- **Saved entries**
======

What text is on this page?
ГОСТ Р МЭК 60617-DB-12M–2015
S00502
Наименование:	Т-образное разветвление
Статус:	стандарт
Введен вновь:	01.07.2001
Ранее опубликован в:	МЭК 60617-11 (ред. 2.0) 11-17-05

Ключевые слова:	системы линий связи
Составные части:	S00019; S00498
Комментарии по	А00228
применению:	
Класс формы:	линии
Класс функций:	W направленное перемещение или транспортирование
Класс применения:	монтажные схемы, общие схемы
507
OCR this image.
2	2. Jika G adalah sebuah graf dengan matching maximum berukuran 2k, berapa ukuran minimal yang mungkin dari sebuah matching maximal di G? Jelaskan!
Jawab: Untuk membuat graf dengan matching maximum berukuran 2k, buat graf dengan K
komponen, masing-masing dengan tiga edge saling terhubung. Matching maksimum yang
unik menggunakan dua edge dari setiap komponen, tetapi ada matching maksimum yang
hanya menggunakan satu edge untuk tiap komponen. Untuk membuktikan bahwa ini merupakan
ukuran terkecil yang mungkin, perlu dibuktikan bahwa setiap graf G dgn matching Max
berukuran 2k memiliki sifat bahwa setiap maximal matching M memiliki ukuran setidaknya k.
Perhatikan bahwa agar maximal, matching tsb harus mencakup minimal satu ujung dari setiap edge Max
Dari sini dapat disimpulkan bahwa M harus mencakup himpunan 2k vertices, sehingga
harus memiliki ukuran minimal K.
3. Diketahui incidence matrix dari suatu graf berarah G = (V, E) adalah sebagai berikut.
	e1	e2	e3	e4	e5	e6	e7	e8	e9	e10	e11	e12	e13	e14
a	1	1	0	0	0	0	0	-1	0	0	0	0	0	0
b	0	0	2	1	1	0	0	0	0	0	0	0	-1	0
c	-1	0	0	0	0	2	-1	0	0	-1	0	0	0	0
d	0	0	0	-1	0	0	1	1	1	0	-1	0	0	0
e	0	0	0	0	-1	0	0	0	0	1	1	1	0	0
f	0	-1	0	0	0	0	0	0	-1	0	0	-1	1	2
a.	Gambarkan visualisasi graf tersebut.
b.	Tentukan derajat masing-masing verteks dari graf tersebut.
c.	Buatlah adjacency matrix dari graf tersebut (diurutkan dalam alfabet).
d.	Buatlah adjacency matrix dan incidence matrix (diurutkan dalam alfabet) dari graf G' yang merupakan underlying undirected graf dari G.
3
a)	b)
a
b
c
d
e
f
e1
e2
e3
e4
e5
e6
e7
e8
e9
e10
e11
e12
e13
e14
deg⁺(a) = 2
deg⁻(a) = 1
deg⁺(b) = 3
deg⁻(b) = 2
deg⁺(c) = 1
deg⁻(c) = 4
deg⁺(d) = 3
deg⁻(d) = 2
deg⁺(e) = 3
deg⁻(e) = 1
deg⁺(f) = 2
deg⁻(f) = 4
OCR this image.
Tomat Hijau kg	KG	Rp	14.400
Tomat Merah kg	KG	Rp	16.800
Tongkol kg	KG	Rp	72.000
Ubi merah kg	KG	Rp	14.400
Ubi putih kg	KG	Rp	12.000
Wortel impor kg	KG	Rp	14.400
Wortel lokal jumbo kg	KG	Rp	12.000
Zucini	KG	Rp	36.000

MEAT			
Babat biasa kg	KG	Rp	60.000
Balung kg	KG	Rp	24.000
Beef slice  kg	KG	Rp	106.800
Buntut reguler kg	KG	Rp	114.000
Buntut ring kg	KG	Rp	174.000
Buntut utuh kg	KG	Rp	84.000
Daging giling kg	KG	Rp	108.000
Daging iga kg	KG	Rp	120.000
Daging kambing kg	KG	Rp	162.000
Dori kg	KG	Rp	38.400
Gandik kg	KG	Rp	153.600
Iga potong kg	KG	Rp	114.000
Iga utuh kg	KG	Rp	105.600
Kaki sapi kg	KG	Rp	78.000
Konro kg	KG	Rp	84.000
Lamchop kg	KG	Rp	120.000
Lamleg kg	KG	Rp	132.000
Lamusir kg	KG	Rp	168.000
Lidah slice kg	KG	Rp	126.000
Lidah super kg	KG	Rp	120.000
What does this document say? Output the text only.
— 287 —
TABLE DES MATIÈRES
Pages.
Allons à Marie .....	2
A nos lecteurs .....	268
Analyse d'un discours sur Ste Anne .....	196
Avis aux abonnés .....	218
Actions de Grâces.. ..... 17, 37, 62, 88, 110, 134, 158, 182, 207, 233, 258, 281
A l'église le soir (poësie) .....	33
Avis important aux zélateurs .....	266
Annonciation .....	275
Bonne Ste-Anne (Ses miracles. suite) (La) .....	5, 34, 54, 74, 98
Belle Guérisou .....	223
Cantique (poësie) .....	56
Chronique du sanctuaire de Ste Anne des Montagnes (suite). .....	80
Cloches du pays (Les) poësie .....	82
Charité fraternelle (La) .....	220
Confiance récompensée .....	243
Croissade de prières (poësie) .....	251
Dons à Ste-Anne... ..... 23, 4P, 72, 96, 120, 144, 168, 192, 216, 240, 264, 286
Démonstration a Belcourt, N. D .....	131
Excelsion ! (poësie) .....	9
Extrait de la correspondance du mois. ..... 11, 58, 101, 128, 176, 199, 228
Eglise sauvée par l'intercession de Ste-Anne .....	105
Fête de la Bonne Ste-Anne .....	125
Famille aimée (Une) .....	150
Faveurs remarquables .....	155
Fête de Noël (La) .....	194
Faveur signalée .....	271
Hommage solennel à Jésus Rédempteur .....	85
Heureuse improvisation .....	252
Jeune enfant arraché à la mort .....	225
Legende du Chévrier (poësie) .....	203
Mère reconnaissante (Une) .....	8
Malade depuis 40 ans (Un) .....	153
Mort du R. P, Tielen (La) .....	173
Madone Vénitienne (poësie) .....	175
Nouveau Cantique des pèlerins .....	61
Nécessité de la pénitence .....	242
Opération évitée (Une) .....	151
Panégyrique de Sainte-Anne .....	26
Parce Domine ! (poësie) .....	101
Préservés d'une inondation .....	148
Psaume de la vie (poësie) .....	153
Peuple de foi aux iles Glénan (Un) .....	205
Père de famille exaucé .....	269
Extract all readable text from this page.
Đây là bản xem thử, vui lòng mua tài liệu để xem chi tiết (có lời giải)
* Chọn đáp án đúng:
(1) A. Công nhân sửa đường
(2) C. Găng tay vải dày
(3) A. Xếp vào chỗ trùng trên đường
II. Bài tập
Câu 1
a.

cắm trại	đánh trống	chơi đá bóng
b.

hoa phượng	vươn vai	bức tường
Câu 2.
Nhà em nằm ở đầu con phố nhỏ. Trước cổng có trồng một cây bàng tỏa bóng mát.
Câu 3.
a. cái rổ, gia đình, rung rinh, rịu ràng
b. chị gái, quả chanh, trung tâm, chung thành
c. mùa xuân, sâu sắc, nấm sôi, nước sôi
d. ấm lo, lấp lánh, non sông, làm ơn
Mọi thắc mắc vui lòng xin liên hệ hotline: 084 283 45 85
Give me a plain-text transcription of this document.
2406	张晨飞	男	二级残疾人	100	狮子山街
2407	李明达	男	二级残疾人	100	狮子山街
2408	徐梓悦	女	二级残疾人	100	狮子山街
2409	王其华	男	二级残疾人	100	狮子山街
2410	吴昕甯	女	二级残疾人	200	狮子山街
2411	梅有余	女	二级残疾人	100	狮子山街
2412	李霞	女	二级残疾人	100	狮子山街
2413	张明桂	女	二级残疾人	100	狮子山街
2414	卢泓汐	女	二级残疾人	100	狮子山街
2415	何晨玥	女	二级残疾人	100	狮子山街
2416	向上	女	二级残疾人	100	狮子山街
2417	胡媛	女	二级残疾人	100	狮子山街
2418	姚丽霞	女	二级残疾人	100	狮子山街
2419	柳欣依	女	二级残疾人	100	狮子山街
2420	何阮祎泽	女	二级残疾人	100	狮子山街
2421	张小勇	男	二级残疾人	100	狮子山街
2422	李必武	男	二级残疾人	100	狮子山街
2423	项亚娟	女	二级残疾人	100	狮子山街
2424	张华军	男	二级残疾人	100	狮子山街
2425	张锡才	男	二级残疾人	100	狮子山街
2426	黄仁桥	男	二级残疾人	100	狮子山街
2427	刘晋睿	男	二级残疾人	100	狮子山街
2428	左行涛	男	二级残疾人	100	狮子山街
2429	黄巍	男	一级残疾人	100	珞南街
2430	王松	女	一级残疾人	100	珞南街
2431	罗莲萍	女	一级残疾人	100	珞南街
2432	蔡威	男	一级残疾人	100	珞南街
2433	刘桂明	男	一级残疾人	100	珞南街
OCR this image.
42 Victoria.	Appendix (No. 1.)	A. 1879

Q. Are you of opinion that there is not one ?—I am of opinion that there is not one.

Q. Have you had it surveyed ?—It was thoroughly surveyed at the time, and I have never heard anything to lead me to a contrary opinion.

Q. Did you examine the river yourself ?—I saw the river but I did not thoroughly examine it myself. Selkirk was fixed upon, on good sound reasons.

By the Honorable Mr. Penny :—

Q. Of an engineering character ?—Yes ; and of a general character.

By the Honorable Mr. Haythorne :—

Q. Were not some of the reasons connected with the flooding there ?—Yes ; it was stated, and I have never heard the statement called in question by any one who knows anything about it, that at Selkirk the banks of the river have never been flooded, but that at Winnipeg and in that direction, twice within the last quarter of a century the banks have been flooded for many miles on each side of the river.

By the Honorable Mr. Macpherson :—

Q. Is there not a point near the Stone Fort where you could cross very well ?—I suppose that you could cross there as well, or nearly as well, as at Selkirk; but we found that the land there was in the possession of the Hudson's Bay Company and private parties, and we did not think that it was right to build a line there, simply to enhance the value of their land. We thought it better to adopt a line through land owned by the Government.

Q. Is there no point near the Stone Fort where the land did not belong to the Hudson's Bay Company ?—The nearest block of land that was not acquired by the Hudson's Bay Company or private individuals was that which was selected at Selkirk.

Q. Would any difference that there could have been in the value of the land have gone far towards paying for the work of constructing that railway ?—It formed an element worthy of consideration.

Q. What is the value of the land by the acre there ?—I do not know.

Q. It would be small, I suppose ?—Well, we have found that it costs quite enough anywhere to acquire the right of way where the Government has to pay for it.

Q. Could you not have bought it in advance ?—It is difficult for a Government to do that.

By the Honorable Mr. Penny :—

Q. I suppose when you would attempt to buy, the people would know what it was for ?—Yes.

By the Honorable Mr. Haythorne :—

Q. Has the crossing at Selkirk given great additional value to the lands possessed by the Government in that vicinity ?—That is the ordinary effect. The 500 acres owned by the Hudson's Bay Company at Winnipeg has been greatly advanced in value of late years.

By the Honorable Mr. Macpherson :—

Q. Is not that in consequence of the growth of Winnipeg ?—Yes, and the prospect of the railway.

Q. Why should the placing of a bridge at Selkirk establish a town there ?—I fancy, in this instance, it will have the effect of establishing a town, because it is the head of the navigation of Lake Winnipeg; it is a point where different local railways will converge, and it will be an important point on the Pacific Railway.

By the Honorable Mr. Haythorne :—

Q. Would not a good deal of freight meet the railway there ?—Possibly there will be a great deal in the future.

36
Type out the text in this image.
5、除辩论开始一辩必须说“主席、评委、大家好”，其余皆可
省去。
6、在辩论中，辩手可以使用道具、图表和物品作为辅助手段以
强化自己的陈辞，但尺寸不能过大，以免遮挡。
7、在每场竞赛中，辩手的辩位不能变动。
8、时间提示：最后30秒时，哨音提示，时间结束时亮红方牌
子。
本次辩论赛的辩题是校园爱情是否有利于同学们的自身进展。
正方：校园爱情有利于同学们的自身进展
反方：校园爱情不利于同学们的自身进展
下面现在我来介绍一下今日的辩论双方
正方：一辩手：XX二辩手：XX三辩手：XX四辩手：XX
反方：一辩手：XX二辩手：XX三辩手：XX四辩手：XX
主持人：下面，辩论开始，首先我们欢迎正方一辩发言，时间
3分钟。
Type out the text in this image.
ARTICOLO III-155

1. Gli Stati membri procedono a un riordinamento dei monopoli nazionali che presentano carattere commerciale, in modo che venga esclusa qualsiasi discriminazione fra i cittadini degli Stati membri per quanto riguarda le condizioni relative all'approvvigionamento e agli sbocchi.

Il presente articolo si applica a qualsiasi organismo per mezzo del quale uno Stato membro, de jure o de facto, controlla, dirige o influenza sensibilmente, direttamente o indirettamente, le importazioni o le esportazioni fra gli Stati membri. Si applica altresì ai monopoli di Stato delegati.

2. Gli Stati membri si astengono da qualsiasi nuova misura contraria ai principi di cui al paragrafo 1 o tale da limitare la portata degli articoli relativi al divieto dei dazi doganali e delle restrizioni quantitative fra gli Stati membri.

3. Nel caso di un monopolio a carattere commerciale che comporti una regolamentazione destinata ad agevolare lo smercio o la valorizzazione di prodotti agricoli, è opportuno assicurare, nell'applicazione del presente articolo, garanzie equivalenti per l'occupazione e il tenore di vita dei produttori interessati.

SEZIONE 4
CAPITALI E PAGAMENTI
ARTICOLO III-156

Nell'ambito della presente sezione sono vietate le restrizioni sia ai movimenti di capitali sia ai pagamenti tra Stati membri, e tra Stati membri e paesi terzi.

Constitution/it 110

======

- **The exercise**
Copy out all lines from the material above that contain the string "dengan".

- **Correct answer**
2	2. Jika G adalah sebuah graf dengan matching maximum berukuran 2k, berapa ukuran minimal yang mungkin dari sebuah matching maximal di G? Jelaskan!
Jawab: Untuk membuat graf dengan matching maximum berukuran 2k, buat graf dengan K
komponen, masing-masing dengan tiga edge saling terhubung. Matching maksimum yang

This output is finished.